### SHORT TASK
Return all lines with the word "przedmiotem" in them.

### SUPPLIED RECORDS
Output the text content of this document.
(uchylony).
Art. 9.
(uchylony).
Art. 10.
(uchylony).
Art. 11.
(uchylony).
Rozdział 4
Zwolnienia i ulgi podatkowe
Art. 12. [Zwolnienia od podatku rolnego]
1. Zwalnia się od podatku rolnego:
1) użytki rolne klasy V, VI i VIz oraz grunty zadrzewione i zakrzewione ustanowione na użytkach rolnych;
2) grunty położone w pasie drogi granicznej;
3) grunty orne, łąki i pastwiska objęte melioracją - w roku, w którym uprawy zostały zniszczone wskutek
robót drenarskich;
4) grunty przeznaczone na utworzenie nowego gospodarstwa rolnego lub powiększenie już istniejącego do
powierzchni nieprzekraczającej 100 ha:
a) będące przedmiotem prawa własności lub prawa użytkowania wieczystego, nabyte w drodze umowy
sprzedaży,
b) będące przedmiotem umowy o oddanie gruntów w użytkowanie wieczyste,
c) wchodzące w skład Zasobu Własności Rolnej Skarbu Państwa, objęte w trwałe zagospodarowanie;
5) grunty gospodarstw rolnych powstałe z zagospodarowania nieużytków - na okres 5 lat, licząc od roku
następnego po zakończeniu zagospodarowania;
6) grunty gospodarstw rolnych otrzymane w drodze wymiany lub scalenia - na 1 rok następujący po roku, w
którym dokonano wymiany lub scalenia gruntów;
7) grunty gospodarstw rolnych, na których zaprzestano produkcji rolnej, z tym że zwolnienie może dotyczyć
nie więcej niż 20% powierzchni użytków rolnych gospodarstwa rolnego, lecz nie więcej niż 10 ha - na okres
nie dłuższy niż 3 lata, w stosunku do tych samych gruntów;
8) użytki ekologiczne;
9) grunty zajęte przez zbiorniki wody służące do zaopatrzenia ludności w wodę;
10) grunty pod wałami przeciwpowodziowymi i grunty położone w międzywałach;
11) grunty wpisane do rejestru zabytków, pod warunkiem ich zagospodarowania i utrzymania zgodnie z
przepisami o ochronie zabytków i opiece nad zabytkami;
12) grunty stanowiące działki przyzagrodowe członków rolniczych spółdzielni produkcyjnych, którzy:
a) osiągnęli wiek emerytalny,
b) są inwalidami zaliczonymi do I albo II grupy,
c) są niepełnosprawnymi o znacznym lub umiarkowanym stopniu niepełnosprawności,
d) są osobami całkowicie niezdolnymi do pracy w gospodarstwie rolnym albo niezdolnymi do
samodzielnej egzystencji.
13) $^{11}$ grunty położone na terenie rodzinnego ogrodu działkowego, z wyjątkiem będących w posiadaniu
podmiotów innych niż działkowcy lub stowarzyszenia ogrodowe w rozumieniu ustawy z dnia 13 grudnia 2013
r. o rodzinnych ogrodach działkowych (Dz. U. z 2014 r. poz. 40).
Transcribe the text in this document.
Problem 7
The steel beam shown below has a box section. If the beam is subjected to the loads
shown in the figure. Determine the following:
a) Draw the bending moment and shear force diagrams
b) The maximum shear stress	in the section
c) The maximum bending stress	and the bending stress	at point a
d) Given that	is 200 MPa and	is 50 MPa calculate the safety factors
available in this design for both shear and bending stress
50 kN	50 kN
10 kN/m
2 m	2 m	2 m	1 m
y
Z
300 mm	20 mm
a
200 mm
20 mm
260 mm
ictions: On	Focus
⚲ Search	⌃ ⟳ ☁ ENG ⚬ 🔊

### FULL ANSWER
a) będące przedmiotem prawa własności lub prawa użytkowania wieczystego, nabyte w drodze umowy
b) będące przedmiotem umowy o oddanie gruntów w użytkowanie wieczyste,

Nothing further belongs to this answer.